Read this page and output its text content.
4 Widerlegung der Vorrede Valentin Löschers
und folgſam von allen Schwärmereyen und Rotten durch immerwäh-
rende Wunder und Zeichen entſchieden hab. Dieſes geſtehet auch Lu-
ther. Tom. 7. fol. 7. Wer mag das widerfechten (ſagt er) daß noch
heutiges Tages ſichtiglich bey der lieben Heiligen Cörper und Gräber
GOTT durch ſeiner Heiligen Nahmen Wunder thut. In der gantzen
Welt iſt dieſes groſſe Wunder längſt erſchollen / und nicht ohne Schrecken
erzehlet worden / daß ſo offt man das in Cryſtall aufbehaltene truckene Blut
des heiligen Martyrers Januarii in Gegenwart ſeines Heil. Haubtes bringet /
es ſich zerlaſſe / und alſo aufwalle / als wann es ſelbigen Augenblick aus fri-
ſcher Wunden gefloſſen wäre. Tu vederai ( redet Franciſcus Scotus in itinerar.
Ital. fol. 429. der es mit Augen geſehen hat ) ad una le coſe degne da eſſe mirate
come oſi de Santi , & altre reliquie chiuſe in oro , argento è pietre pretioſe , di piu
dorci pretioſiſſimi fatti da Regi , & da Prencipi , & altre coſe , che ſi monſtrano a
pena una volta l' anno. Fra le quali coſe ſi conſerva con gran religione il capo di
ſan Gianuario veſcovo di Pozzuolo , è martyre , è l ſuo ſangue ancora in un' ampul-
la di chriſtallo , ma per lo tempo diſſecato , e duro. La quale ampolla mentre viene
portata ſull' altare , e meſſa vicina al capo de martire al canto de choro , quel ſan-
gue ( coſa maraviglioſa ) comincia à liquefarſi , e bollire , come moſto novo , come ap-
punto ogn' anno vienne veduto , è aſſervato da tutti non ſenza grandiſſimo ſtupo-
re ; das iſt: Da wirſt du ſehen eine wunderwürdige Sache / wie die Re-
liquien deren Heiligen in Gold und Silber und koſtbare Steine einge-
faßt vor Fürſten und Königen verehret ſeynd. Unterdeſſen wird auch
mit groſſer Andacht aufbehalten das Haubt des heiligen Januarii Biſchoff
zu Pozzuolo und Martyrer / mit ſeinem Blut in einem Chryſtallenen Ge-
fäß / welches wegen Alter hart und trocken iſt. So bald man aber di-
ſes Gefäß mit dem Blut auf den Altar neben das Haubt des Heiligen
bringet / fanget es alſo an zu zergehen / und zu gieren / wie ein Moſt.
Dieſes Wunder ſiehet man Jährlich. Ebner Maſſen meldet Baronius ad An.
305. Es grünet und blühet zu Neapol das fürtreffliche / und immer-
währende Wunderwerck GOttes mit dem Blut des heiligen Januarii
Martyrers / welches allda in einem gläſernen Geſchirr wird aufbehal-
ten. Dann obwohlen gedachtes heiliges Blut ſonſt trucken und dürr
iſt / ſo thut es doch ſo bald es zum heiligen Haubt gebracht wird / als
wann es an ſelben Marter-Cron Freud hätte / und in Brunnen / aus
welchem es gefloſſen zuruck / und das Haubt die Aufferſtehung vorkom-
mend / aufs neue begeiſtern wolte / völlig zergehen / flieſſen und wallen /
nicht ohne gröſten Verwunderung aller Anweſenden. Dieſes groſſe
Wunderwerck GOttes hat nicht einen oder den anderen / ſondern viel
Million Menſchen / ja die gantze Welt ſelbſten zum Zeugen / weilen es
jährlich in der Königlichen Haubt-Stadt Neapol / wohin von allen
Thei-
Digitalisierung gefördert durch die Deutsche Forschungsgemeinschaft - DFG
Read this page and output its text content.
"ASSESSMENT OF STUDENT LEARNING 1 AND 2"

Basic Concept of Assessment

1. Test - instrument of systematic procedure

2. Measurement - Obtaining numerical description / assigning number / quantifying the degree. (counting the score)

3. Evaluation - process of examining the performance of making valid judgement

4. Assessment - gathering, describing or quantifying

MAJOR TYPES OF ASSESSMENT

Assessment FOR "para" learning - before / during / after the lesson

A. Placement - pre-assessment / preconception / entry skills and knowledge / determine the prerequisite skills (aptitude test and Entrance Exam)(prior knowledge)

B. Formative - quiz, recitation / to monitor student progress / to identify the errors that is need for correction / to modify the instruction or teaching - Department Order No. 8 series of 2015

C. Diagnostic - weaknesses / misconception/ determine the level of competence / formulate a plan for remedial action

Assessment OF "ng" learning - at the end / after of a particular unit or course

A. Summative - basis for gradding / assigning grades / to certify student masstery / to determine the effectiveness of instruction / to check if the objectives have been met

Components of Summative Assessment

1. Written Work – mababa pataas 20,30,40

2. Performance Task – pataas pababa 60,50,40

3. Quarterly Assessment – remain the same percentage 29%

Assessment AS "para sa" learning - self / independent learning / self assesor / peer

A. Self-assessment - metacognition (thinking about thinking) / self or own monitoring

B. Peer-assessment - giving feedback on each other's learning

#### [Problem]
Output the full listing exactly as it stands.

#### [Finished task]
Read this page and output its text content.
4 Widerlegung der Vorrede Valentin Löschers
und folgſam von allen Schwärmereyen und Rotten durch immerwäh-
rende Wunder und Zeichen entſchieden hab. Dieſes geſtehet auch Lu-
ther. Tom. 7. fol. 7. Wer mag das widerfechten (ſagt er) daß noch
heutiges Tages ſichtiglich bey der lieben Heiligen Cörper und Gräber
GOTT durch ſeiner Heiligen Nahmen Wunder thut. In der gantzen
Welt iſt dieſes groſſe Wunder längſt erſchollen / und nicht ohne Schrecken
erzehlet worden / daß ſo offt man das in Cryſtall aufbehaltene truckene Blut
des heiligen Martyrers Januarii in Gegenwart ſeines Heil. Haubtes bringet /
es ſich zerlaſſe / und alſo aufwalle / als wann es ſelbigen Augenblick aus fri-
ſcher Wunden gefloſſen wäre. Tu vederai ( redet Franciſcus Scotus in itinerar.
Ital. fol. 429. der es mit Augen geſehen hat ) ad una le coſe degne da eſſe mirate
come oſi de Santi , & altre reliquie chiuſe in oro , argento è pietre pretioſe , di piu
dorci pretioſiſſimi fatti da Regi , & da Prencipi , & altre coſe , che ſi monſtrano a
pena una volta l' anno. Fra le quali coſe ſi conſerva con gran religione il capo di
ſan Gianuario veſcovo di Pozzuolo , è martyre , è l ſuo ſangue ancora in un' ampul-
la di chriſtallo , ma per lo tempo diſſecato , e duro. La quale ampolla mentre viene
portata ſull' altare , e meſſa vicina al capo de martire al canto de choro , quel ſan-
gue ( coſa maraviglioſa ) comincia à liquefarſi , e bollire , come moſto novo , come ap-
punto ogn' anno vienne veduto , è aſſervato da tutti non ſenza grandiſſimo ſtupo-
re ; das iſt: Da wirſt du ſehen eine wunderwürdige Sache / wie die Re-
liquien deren Heiligen in Gold und Silber und koſtbare Steine einge-
faßt vor Fürſten und Königen verehret ſeynd. Unterdeſſen wird auch
mit groſſer Andacht aufbehalten das Haubt des heiligen Januarii Biſchoff
zu Pozzuolo und Martyrer / mit ſeinem Blut in einem Chryſtallenen Ge-
fäß / welches wegen Alter hart und trocken iſt. So bald man aber di-
ſes Gefäß mit dem Blut auf den Altar neben das Haubt des Heiligen
bringet / fanget es alſo an zu zergehen / und zu gieren / wie ein Moſt.
Dieſes Wunder ſiehet man Jährlich. Ebner Maſſen meldet Baronius ad An.
305. Es grünet und blühet zu Neapol das fürtreffliche / und immer-
währende Wunderwerck GOttes mit dem Blut des heiligen Januarii
Martyrers / welches allda in einem gläſernen Geſchirr wird aufbehal-
ten. Dann obwohlen gedachtes heiliges Blut ſonſt trucken und dürr
iſt / ſo thut es doch ſo bald es zum heiligen Haubt gebracht wird / als
wann es an ſelben Marter-Cron Freud hätte / und in Brunnen / aus
welchem es gefloſſen zuruck / und das Haubt die Aufferſtehung vorkom-
mend / aufs neue begeiſtern wolte / völlig zergehen / flieſſen und wallen /
nicht ohne gröſten Verwunderung aller Anweſenden. Dieſes groſſe
Wunderwerck GOttes hat nicht einen oder den anderen / ſondern viel
Million Menſchen / ja die gantze Welt ſelbſten zum Zeugen / weilen es
jährlich in der Königlichen Haubt-Stadt Neapol / wohin von allen
Thei-
Digitalisierung gefördert durch die Deutsche Forschungsgemeinschaft - DFG
Read this page and output its text content.
"ASSESSMENT OF STUDENT LEARNING 1 AND 2"

Basic Concept of Assessment

1. Test - instrument of systematic procedure

2. Measurement - Obtaining numerical description / assigning number / quantifying the degree. (counting the score)

3. Evaluation - process of examining the performance of making valid judgement

4. Assessment - gathering, describing or quantifying

MAJOR TYPES OF ASSESSMENT

Assessment FOR "para" learning - before / during / after the lesson

A. Placement - pre-assessment / preconception / entry skills and knowledge / determine the prerequisite skills (aptitude test and Entrance Exam)(prior knowledge)

B. Formative - quiz, recitation / to monitor student progress / to identify the errors that is need for correction / to modify the instruction or teaching - Department Order No. 8 series of 2015

C. Diagnostic - weaknesses / misconception/ determine the level of competence / formulate a plan for remedial action

Assessment OF "ng" learning - at the end / after of a particular unit or course

A. Summative - basis for gradding / assigning grades / to certify student masstery / to determine the effectiveness of instruction / to check if the objectives have been met

Components of Summative Assessment

1. Written Work – mababa pataas 20,30,40

2. Performance Task – pataas pababa 60,50,40

3. Quarterly Assessment – remain the same percentage 29%

Assessment AS "para sa" learning - self / independent learning / self assesor / peer

A. Self-assessment - metacognition (thinking about thinking) / self or own monitoring

B. Peer-assessment - giving feedback on each other's learning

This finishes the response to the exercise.